> _Given instruction_
Look over the lines below. Report each one that includes the string "this".

> _Material_

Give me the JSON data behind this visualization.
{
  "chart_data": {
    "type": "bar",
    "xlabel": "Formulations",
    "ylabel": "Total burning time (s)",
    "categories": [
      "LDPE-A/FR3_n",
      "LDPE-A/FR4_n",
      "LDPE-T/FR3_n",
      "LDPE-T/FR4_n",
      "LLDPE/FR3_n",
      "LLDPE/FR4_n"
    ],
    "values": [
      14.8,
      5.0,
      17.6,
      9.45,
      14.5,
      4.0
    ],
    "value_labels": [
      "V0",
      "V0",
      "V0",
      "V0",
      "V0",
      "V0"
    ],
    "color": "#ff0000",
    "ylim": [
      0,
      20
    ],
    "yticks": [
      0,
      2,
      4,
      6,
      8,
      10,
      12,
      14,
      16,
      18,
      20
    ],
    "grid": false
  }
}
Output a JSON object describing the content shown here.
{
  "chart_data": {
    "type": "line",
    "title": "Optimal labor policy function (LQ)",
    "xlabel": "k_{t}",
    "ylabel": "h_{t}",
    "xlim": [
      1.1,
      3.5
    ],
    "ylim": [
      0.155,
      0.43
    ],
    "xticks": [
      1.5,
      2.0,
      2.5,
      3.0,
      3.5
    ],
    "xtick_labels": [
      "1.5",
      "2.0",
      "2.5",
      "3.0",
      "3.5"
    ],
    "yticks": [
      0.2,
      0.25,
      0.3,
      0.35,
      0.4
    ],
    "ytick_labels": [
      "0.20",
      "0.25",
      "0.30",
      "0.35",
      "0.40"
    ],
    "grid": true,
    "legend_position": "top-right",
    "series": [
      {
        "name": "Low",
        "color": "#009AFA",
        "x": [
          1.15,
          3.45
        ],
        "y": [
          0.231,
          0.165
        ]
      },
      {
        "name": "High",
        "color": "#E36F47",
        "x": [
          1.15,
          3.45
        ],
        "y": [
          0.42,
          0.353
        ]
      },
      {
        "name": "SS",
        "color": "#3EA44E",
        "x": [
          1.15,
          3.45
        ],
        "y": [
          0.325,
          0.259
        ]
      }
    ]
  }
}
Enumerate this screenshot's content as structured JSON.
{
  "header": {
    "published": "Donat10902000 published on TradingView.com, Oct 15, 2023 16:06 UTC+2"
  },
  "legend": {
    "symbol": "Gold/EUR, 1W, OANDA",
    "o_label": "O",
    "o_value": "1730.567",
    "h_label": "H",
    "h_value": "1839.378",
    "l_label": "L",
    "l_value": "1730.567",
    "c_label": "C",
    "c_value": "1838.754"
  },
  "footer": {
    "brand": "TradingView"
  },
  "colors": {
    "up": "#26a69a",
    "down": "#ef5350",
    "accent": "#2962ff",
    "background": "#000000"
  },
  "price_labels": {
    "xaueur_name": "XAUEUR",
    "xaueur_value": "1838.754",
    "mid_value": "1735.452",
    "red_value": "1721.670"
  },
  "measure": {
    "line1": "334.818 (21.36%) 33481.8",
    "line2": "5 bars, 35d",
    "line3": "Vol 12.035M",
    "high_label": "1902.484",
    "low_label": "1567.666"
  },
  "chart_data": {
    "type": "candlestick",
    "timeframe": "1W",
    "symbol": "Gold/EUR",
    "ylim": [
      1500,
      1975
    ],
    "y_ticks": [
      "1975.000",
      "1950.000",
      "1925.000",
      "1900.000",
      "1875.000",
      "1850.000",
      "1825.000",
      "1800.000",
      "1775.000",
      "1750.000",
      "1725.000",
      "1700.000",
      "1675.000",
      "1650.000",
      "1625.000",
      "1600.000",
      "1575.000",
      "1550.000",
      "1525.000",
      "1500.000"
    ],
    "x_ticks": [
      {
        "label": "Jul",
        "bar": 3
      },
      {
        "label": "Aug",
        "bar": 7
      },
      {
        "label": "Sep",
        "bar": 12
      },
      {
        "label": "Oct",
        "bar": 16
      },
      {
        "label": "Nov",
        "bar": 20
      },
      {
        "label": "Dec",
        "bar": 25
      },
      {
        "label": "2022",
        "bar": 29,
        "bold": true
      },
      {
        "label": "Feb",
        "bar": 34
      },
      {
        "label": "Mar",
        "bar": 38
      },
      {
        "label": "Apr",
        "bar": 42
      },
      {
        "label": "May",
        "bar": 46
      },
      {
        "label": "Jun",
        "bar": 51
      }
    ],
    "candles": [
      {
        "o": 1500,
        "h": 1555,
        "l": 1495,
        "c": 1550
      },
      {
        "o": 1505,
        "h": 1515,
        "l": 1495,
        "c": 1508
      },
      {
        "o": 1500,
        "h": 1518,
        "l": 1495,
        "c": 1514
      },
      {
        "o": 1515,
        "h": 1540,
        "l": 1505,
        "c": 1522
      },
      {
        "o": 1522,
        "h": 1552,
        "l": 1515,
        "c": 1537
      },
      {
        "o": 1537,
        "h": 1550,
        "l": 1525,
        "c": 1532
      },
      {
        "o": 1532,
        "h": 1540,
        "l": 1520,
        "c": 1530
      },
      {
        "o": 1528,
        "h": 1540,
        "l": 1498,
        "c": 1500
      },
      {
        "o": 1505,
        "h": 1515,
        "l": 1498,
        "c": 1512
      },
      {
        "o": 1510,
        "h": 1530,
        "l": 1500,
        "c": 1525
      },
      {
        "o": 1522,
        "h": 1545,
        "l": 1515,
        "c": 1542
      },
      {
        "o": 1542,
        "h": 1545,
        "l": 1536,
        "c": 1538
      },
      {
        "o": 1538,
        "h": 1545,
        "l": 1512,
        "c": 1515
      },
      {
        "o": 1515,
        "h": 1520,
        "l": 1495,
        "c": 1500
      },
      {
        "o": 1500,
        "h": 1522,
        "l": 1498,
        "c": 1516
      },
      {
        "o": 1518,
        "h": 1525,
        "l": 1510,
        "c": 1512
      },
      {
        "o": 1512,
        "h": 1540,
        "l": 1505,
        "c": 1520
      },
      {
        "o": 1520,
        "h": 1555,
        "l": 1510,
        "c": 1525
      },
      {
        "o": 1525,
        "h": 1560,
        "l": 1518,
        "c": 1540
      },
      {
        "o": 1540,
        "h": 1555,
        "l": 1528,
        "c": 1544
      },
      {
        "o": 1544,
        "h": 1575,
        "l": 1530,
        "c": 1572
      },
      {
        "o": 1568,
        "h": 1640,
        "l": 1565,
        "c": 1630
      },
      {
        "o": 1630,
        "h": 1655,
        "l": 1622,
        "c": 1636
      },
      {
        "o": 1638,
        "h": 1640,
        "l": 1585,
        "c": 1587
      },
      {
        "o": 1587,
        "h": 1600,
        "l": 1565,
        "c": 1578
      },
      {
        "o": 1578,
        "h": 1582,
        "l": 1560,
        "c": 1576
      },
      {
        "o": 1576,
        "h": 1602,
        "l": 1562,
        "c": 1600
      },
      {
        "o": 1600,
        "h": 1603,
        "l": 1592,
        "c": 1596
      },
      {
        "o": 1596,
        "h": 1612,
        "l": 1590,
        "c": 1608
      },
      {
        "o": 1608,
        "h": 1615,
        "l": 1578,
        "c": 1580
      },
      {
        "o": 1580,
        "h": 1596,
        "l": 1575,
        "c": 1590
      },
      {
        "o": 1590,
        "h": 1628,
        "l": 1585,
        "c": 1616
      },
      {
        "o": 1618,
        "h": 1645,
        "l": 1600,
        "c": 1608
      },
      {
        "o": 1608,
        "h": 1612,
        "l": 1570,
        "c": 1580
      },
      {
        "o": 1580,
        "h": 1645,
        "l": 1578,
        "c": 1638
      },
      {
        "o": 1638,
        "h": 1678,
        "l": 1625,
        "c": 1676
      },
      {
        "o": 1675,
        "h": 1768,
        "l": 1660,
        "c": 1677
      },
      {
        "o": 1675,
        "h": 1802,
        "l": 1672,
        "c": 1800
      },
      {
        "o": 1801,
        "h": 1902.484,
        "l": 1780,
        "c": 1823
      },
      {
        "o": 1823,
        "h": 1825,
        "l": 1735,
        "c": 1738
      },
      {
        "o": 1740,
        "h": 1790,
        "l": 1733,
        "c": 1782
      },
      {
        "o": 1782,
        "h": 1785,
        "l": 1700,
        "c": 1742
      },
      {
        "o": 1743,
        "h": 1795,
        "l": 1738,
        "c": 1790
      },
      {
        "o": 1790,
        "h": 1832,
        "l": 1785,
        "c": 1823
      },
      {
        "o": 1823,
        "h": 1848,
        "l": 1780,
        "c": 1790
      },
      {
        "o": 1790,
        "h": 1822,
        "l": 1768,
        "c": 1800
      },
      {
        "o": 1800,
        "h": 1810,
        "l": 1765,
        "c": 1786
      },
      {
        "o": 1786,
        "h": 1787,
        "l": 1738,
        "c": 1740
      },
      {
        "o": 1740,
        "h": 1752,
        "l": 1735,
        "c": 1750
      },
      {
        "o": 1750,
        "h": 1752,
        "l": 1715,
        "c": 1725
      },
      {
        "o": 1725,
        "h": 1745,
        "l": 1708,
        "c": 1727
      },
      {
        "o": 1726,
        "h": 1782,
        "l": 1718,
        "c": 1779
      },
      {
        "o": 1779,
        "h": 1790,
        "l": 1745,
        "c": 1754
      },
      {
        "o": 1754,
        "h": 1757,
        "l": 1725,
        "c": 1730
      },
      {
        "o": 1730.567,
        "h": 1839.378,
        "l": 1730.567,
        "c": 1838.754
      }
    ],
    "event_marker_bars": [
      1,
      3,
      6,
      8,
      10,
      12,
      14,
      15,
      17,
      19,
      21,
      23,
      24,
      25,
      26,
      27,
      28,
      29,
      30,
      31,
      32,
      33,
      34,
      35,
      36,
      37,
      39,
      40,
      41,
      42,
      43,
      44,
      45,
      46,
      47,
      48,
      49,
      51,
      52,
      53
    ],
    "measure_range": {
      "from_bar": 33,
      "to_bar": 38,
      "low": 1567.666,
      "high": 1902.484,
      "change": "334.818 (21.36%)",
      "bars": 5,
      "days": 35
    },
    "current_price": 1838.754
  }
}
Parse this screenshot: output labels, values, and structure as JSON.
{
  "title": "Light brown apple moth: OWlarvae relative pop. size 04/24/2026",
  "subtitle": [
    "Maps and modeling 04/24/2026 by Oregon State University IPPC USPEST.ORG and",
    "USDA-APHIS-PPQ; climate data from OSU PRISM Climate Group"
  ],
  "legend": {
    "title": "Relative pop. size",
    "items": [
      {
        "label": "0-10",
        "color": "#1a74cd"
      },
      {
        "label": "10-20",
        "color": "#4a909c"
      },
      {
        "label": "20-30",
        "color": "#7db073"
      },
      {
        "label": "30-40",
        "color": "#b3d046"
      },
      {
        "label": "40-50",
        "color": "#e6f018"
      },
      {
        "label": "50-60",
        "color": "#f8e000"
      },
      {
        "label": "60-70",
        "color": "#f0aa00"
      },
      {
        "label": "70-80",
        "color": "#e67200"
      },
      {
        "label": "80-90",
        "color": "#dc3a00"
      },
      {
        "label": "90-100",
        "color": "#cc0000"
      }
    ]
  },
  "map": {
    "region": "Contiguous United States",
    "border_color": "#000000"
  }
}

> _Result_
Give me the JSON data behind this visualization.
Enumerate this screenshot's content as structured JSON.
Parse this screenshot: output labels, values, and structure as JSON.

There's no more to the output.